Набор заданий:
1 - Изложите фрагмент документа в двух предложениях.
2 - Перескажите в виде списка абзац фрагмента документа, начинающийся словами «Чувства разные вызывает сегодня», и сохраните его основные факты.
3 - Повторите дословно часть фрагмента документа от слов «В иной районной» до слов «добавлять искусственной непонятности?!».

Фрагмент документа:
══════════
Провинциальная действительность осколками разлетелась на неизвестные для обывателя континенты. Кто знает, что происходит на задворках губернии, ежели и о литературной жизни губернского города мы, так бывает, лишь поверхностно осведомлены. Жизнь такова, что и семейные трагедии подчас не сближают разных тверских писателей.
…Ржев – пространство, на котором, судя по количеству книг местных авторов, поэтический пегас приземлился надолго и вот уже восемнадцать лет худо ли бедно ли питается и питает надежды местной поэтической поросли. В итоге за последнее десятилетие во Ржеве вышел второй (первый – «Начало», 1992) коллективный сборник поэтов, который называется подобно местному литературному объединению – «Истоки».
Чувства разные вызывает сегодня у обывателя способность творить стихи. И отношение к профессиональному воплощению поэта (к тому, что он хочет и должен издавать свои труды) неоднозначно. Издать книгу собственных стихов в представлении окраинного провинциала может теперь или человек состоятельный, дабы польстить своему самолюбию и громогласно представить публике труды далекой гуманитарной юности. Вот, мол, я: не только деньги делаю, но и стихи… Или же – тип, мягко говоря, в обывательском сознании странный, скудные доходы свои превращающий в невзрачные тонкие брошюры. В таком случае стезя поэта ныне не просто дело неблагодарное: иной раз такие самородки, чей поэтический дар, впрочем, действительно невелик, слывут в округе за идиотов и подвергаются молчаливому осуждению. Не потому ли так часто, судя по страницам провинциальных газет, не только первые шаги новые авторы стремятся сделать инкогнито, но и в дальнейшем предпочитают скрывать свое подлинное имя за псевдонимом или криптонимом.
В иной районной газете такой поэт – непрошеный гость: поначалу его терпят, потом – посмеиваются, наконец – встреч с ним избегают… Или, в надежде на избавление, печатают, и тогда он продолжает свой путь по коридорам областной печати, обыкновенно возвращаясь ни с чем.
С другой стороны, в провинции успех сейчас имеет поэт средний: не гений и не графоман. Поэзия сколько-нибудь оригинальная (по определению провинциального читателя, «непонятная», «заумная», «философская») будит у «эксперта» из районки, разумеется, и у большего её читателя глубокую в себе неуверенность… И куда еще в нашу естественно непонятную жизнь добавлять искусственной непонятности?!
══════════
Исходные данные:
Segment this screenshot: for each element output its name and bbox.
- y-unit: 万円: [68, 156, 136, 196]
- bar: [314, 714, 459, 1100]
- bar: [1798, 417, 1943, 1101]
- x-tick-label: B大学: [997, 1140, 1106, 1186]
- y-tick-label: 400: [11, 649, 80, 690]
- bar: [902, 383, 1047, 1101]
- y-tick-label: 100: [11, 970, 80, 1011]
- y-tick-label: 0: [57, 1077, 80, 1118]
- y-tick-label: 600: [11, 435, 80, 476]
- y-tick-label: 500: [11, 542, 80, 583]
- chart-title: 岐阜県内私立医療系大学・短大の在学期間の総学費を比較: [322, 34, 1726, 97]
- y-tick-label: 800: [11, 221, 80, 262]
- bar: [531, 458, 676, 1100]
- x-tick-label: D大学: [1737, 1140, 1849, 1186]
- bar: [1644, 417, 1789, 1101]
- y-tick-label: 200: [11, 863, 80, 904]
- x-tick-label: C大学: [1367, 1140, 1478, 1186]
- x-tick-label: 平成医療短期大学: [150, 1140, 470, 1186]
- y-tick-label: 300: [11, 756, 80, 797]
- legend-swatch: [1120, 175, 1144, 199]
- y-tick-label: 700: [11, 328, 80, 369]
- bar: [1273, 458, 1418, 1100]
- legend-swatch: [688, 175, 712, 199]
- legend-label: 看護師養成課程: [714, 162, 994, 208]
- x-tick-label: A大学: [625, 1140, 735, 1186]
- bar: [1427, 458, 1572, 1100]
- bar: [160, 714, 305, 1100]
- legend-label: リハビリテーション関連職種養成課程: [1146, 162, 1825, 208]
══════════
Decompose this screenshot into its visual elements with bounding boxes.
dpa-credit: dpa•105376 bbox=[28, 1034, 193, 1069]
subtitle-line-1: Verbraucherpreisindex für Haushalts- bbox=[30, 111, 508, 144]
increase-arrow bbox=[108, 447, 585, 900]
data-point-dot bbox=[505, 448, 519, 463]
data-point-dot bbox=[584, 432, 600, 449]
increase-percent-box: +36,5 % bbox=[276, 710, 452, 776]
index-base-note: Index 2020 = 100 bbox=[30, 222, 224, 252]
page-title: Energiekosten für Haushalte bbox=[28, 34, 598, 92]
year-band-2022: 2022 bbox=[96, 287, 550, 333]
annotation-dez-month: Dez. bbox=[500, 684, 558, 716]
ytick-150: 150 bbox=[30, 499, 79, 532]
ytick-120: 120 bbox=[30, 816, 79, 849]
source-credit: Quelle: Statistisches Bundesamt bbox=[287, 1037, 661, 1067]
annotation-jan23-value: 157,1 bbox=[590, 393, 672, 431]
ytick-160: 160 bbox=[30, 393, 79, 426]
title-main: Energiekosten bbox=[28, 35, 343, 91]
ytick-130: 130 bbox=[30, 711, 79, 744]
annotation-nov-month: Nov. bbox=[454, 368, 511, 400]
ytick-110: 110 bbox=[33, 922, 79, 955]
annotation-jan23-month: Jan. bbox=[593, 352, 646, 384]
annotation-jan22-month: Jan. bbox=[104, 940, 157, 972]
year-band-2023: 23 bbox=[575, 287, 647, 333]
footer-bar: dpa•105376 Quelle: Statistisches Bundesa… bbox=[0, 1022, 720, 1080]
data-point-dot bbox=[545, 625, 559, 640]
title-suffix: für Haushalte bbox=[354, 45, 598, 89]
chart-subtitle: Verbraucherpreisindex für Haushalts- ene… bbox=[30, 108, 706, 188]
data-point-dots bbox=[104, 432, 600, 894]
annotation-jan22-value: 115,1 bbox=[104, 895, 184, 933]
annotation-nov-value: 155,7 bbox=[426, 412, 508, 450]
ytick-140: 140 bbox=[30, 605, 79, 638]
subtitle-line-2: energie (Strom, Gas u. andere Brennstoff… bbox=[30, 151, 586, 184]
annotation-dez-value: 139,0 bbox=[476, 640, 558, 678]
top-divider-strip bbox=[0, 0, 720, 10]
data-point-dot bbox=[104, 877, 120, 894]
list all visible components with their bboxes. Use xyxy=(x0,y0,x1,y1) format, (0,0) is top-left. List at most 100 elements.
══════════
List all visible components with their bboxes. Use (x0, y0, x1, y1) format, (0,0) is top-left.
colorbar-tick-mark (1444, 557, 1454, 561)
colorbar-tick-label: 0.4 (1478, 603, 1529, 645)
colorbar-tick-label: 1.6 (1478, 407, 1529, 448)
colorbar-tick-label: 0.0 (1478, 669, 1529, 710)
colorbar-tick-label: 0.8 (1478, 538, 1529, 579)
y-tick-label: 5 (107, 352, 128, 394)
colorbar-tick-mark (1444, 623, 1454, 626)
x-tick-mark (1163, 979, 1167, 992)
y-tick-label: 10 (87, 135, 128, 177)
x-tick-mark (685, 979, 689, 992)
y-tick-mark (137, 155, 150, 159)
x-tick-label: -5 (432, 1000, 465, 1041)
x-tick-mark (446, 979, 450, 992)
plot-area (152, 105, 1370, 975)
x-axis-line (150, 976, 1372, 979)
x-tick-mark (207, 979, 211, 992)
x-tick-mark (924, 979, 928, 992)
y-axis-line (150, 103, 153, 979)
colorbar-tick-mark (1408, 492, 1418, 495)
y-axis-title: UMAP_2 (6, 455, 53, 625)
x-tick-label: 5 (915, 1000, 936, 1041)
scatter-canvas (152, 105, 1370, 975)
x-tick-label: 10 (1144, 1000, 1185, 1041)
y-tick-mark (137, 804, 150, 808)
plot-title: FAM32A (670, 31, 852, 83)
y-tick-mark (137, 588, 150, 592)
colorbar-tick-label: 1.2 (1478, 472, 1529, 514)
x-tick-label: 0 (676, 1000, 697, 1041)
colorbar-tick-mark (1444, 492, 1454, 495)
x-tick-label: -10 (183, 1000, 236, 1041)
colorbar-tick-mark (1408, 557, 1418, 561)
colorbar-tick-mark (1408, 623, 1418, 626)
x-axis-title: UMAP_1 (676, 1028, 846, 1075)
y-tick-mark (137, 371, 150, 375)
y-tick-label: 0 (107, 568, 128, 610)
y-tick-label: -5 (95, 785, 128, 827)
══════════
Ответы на задания:
1 - Во Ржеве, судя по количеству книг местных авторов, поэзия прижилась надолго, и за последнее десятилетие там вышел второй коллективный сборник поэтов «Истоки». В глазах обывателя издавать свои стихи может либо состоятельный человек, либо странный тип, которого нередко молчаливо осуждают, а успех в провинции сейчас имеет поэт средний — не гений и не графоман.

2 -
- Способность писать стихи вызывает сегодня у обывателя разные чувства, а отношение к желанию поэта издавать свои труды неоднозначно.
- По представлению окраинного провинциала, издать книгу своих стихов может либо состоятельный человек, чтобы польстить самолюбию и показать публике труды гуманитарной юности, либо странный в глазах обывателя тип, который превращает скудные доходы в невзрачные тонкие брошюры.
- Путь поэта ныне неблагодарен: таких самородков с действительно небольшим даром порой считают в округе идиотами и молчаливо осуждают.
- Возможно, поэтому, судя по провинциальным газетам, новые авторы часто не только делают первые шаги инкогнито, но и дальше скрывают имя за псевдонимом или криптонимом.

3 -
В иной районной газете такой поэт – непрошеный гость: поначалу его терпят, потом – посмеиваются, наконец – встреч с ним избегают… Или, в надежде на избавление, печатают, и тогда он продолжает свой путь по коридорам областной печати, обыкновенно возвращаясь ни с чем.
С другой стороны, в провинции успех сейчас имеет поэт средний: не гений и не графоман. Поэзия сколько-нибудь оригинальная (по определению провинциального читателя, «непонятная», «заумная», «философская») будит у «эксперта» из районки, разумеется, и у большего её читателя глубокую в себе неуверенность… И куда еще в нашу естественно непонятную жизнь добавлять искусственной непонятности?!